Your tasks –
#1 Using the forum post below about the ESXi hosts that keep disconnecting, answer each question:
(a) Which build of ESXi 4.1.0 do the hosts run?
(b) How many of the hosts have randomly disconnected in the past month?
(c) According to VMware support, what happens to the logs whenever an ESXi server is rebooted?
#2 From the forum post below about the disconnecting ESXi hosts, print the passage starting at "Steps I have" and ending at "since been replaced.", with every word and punctuation mark unchanged.

--- start of Provided text ---

Hi Guys,
I currently have 8 HP ProLiant DL580 G7's (Running with 4 X Intel Xeon X7560 @ 2.27Ghz (64 logical processors) and 64 GB RAM) hosts running ESXi 4.1.0 Build 260247 in a HA and Semi-Automated DRS cluster.
In the past month we have had 3 of these hosts randomly disconnect from Virtaul Center (a VM running on one of the hosts) and when I go in to reconnect them, it fails with the following error: "Cannot contact the specified host. The host may not be available on the network, a network configuration problem may exist, or the management services on this host may not be responding."
Steps I have taken to resolve this issue:
1. Tried simply right-clicking the disconnected host and clicking connect, which is when I get the aforementioned error.
2. Logged into the ILO of the hosts and tried restarting management agents, which is when the host froze and I had to turn the machine off and back on via the ILO.
Of the 3 servers, only 1 ever had an actual hardware issue. One of the hosts had a bad RAM Cache Module which needed to be replaced. It has since been replaced.
The first time I called VMware support, I had already hard booted the host and brought it and all the VMs up. When I told them this, they told me that since we are running ESXi, whenever the server is rebooted it clears out all the logs. First of all, is this actually true? Am I missing some way to export those logs to another location? Because that seems like a very bad model to me, but perhaps I just don't understand how I'm supposed to be getting these logs off.

--- end of Provided text ---
--- start of Excerpted data ---

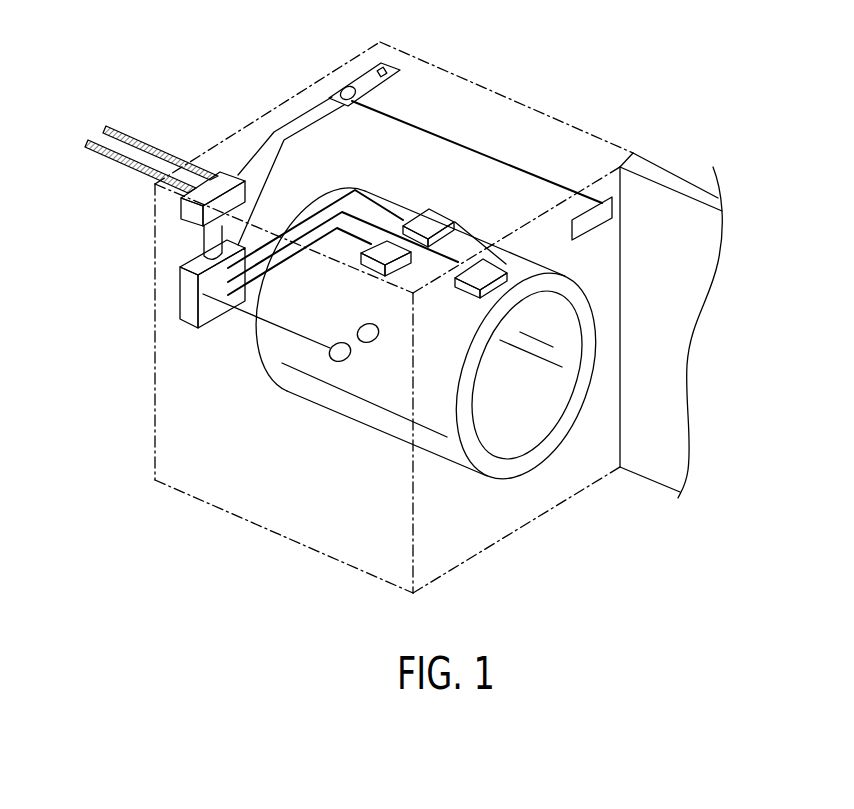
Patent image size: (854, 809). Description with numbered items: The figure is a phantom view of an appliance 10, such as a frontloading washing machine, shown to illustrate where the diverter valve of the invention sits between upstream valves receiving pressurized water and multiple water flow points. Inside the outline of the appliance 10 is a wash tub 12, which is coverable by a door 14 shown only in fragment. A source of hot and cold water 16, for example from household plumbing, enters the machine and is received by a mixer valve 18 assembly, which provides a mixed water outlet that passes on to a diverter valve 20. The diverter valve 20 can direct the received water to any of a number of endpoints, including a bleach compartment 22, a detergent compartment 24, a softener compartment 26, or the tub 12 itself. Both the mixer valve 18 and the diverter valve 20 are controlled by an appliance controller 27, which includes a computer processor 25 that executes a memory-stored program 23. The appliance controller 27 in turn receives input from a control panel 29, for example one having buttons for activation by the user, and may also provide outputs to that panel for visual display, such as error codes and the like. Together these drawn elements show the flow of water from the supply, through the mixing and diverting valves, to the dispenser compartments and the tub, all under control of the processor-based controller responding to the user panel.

The appliance 10 is at (694, 138).
The wash tub 12 is at (542, 374).
The door 14 is at (668, 311).
The source of hot and cold water 16 is at (128, 157).
The mixer valve 18 is at (186, 209).
The diverter valve 20 is at (188, 304).
The bleach compartment 22 is at (431, 222).
The memory-stored program 23 is at (343, 86).
The detergent compartment 24 is at (389, 251).
The computer processor 25 is at (376, 62).
The softener compartment 26 is at (487, 272).
The appliance controller 27 is at (355, 80).
The control panel 29 is at (602, 199).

--- end of Excerpted data ---

Answers for the tasks –
#1
(a) Build 260247
(b) 3
(c) All the logs are cleared out.

#2
Steps I have taken to resolve this issue:
1. Tried simply right-clicking the disconnected host and clicking connect, which is when I get the aforementioned error.
2. Logged into the ILO of the hosts and tried restarting management agents, which is when the host froze and I had to turn the machine off and back on via the ILO.
Of the 3 servers, only 1 ever had an actual hardware issue. One of the hosts had a bad RAM Cache Module which needed to be replaced. It has since been replaced.